▸ **WHAT NEEDS TO BE DONE**: Transcribe the listing that follows in full, omitting pictures.
───── MATERIAL ─────
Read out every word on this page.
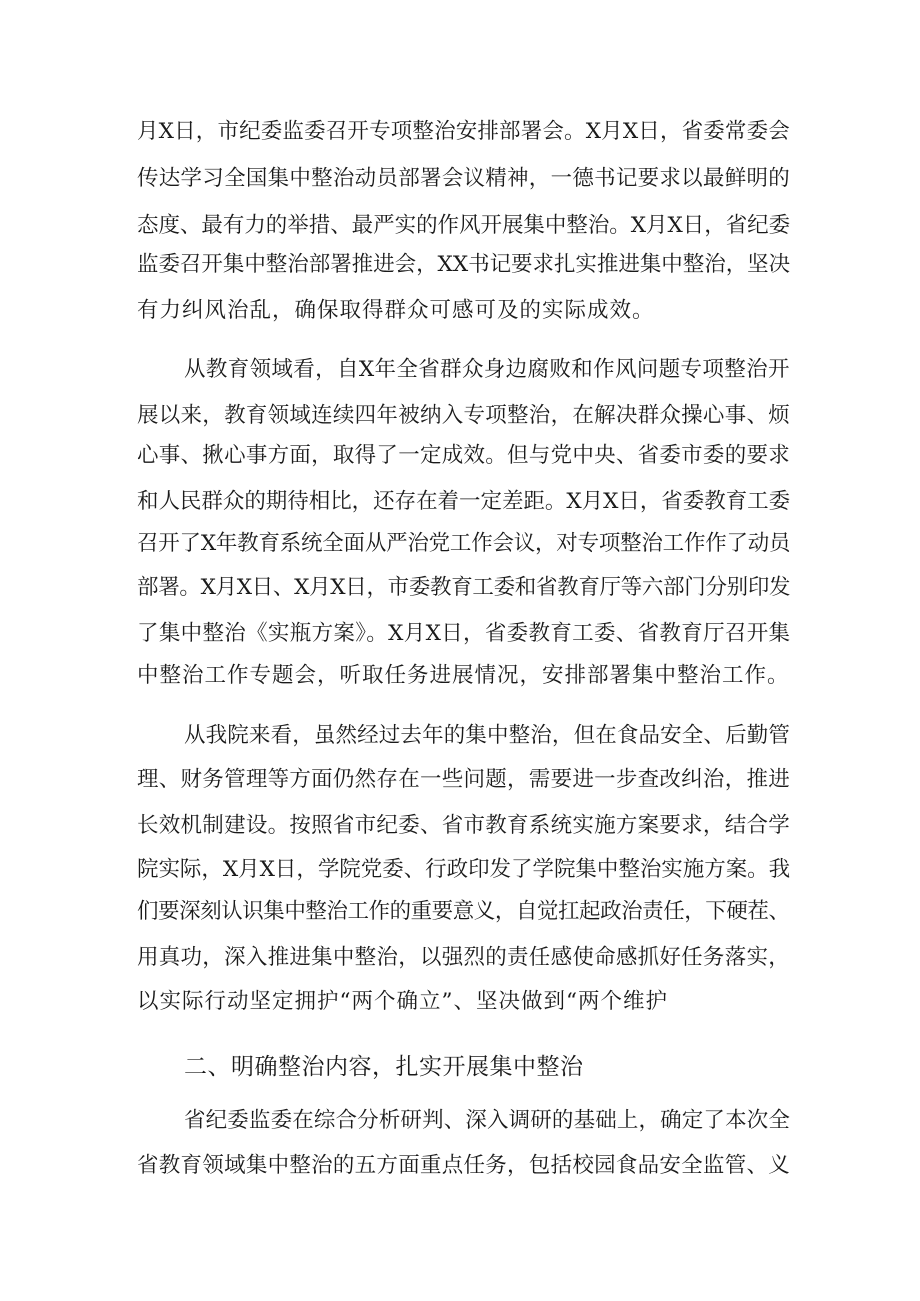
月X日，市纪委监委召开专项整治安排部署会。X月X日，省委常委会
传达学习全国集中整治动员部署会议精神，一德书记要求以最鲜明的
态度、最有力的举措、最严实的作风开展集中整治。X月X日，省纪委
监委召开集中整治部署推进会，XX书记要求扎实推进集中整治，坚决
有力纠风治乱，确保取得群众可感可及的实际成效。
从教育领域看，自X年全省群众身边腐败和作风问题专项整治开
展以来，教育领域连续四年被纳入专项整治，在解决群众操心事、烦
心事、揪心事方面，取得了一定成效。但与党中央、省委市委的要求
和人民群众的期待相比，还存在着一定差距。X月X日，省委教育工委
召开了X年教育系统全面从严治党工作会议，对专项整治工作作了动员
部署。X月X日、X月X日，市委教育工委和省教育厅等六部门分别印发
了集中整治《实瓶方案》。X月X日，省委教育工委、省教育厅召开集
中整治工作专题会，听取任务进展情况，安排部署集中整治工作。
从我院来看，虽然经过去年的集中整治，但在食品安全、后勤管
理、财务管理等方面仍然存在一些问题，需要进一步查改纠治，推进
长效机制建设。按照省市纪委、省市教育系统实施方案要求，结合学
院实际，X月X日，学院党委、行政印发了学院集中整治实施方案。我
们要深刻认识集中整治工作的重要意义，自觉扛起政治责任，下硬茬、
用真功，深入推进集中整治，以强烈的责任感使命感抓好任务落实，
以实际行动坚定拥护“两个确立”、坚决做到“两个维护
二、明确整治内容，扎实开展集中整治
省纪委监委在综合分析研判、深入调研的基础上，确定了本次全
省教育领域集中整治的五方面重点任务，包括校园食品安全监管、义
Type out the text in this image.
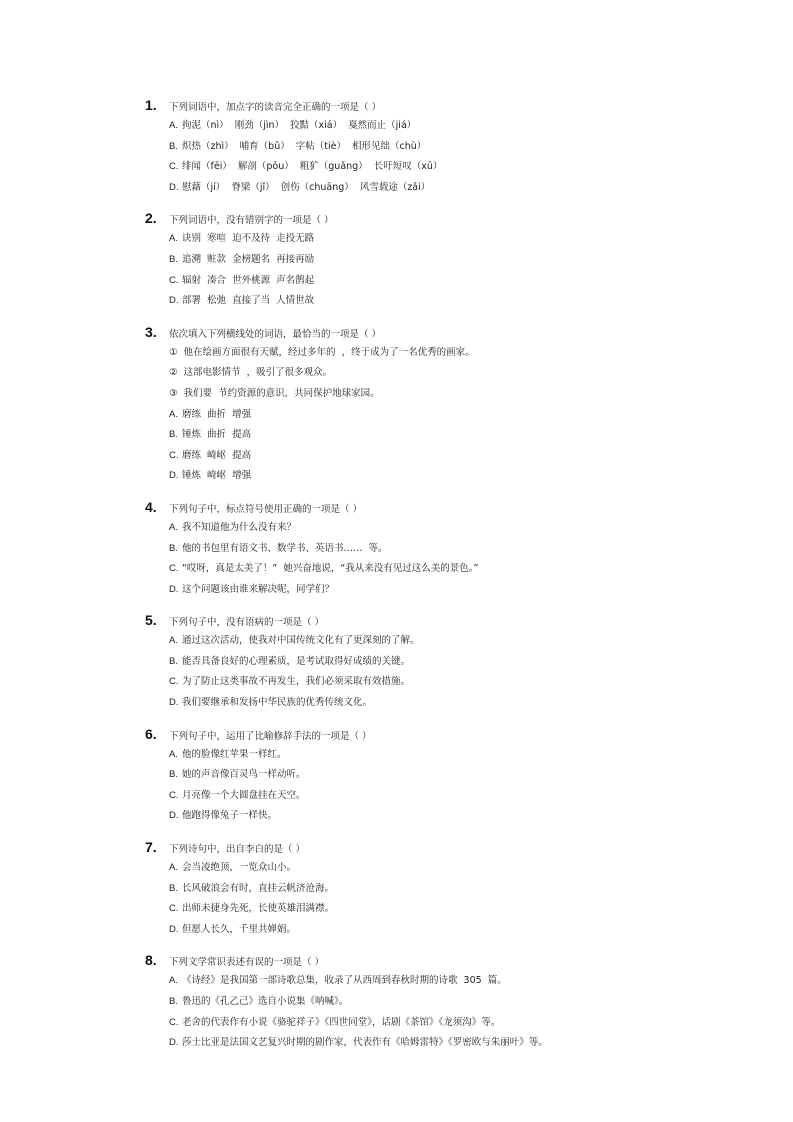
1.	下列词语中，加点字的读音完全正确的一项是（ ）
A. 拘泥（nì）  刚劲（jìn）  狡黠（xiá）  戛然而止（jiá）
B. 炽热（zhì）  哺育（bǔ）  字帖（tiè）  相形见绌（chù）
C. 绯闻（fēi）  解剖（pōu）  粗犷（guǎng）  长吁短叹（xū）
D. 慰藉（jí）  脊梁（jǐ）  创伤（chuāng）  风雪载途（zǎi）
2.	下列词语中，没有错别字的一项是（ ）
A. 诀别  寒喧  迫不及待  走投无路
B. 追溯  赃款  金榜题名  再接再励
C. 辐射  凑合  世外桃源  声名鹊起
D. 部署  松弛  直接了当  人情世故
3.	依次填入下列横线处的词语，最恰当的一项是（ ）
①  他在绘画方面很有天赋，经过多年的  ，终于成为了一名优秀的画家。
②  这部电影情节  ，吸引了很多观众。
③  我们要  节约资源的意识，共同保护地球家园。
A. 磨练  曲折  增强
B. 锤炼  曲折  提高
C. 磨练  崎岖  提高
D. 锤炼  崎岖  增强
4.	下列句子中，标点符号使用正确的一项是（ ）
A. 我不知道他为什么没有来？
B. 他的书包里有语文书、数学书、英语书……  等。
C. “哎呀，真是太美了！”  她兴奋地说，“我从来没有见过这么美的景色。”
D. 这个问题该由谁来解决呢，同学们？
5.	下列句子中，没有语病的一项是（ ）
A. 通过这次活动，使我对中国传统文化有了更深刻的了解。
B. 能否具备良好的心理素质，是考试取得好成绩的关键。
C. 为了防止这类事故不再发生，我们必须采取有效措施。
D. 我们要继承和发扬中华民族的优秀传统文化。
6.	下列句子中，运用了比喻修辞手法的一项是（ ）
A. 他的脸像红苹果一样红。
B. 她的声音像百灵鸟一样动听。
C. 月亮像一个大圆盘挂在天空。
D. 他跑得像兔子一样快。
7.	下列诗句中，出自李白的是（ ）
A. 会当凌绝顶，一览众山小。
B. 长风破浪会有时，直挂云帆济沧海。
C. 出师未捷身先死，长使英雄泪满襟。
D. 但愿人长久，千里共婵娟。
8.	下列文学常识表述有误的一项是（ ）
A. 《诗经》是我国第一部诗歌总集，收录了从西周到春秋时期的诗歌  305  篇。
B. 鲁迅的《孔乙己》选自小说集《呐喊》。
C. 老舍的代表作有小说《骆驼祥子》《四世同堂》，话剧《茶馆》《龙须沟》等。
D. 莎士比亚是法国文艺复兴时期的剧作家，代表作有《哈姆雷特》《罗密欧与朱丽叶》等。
─────
▸ **TASK SOLUTION**:
Read out every word on this page.
月X日，市纪委监委召开专项整治安排部署会。X月X日，省委常委会
传达学习全国集中整治动员部署会议精神，一德书记要求以最鲜明的
态度、最有力的举措、最严实的作风开展集中整治。X月X日，省纪委
监委召开集中整治部署推进会，XX书记要求扎实推进集中整治，坚决
有力纠风治乱，确保取得群众可感可及的实际成效。
从教育领域看，自X年全省群众身边腐败和作风问题专项整治开
展以来，教育领域连续四年被纳入专项整治，在解决群众操心事、烦
心事、揪心事方面，取得了一定成效。但与党中央、省委市委的要求
和人民群众的期待相比，还存在着一定差距。X月X日，省委教育工委
召开了X年教育系统全面从严治党工作会议，对专项整治工作作了动员
部署。X月X日、X月X日，市委教育工委和省教育厅等六部门分别印发
了集中整治《实瓶方案》。X月X日，省委教育工委、省教育厅召开集
中整治工作专题会，听取任务进展情况，安排部署集中整治工作。
从我院来看，虽然经过去年的集中整治，但在食品安全、后勤管
理、财务管理等方面仍然存在一些问题，需要进一步查改纠治，推进
长效机制建设。按照省市纪委、省市教育系统实施方案要求，结合学
院实际，X月X日，学院党委、行政印发了学院集中整治实施方案。我
们要深刻认识集中整治工作的重要意义，自觉扛起政治责任，下硬茬、
用真功，深入推进集中整治，以强烈的责任感使命感抓好任务落实，
以实际行动坚定拥护“两个确立”、坚决做到“两个维护
二、明确整治内容，扎实开展集中整治
省纪委监委在综合分析研判、深入调研的基础上，确定了本次全
省教育领域集中整治的五方面重点任务，包括校园食品安全监管、义
Type out the text in this image.
1.	下列词语中，加点字的读音完全正确的一项是（ ）
A. 拘泥（nì）  刚劲（jìn）  狡黠（xiá）  戛然而止（jiá）
B. 炽热（zhì）  哺育（bǔ）  字帖（tiè）  相形见绌（chù）
C. 绯闻（fēi）  解剖（pōu）  粗犷（guǎng）  长吁短叹（xū）
D. 慰藉（jí）  脊梁（jǐ）  创伤（chuāng）  风雪载途（zǎi）
2.	下列词语中，没有错别字的一项是（ ）
A. 诀别  寒喧  迫不及待  走投无路
B. 追溯  赃款  金榜题名  再接再励
C. 辐射  凑合  世外桃源  声名鹊起
D. 部署  松弛  直接了当  人情世故
3.	依次填入下列横线处的词语，最恰当的一项是（ ）
①  他在绘画方面很有天赋，经过多年的  ，终于成为了一名优秀的画家。
②  这部电影情节  ，吸引了很多观众。
③  我们要  节约资源的意识，共同保护地球家园。
A. 磨练  曲折  增强
B. 锤炼  曲折  提高
C. 磨练  崎岖  提高
D. 锤炼  崎岖  增强
4.	下列句子中，标点符号使用正确的一项是（ ）
A. 我不知道他为什么没有来？
B. 他的书包里有语文书、数学书、英语书……  等。
C. “哎呀，真是太美了！”  她兴奋地说，“我从来没有见过这么美的景色。”
D. 这个问题该由谁来解决呢，同学们？
5.	下列句子中，没有语病的一项是（ ）
A. 通过这次活动，使我对中国传统文化有了更深刻的了解。
B. 能否具备良好的心理素质，是考试取得好成绩的关键。
C. 为了防止这类事故不再发生，我们必须采取有效措施。
D. 我们要继承和发扬中华民族的优秀传统文化。
6.	下列句子中，运用了比喻修辞手法的一项是（ ）
A. 他的脸像红苹果一样红。
B. 她的声音像百灵鸟一样动听。
C. 月亮像一个大圆盘挂在天空。
D. 他跑得像兔子一样快。
7.	下列诗句中，出自李白的是（ ）
A. 会当凌绝顶，一览众山小。
B. 长风破浪会有时，直挂云帆济沧海。
C. 出师未捷身先死，长使英雄泪满襟。
D. 但愿人长久，千里共婵娟。
8.	下列文学常识表述有误的一项是（ ）
A. 《诗经》是我国第一部诗歌总集，收录了从西周到春秋时期的诗歌  305  篇。
B. 鲁迅的《孔乙己》选自小说集《呐喊》。
C. 老舍的代表作有小说《骆驼祥子》《四世同堂》，话剧《茶馆》《龙须沟》等。
D. 莎士比亚是法国文艺复兴时期的剧作家，代表作有《哈姆雷特》《罗密欧与朱丽叶》等。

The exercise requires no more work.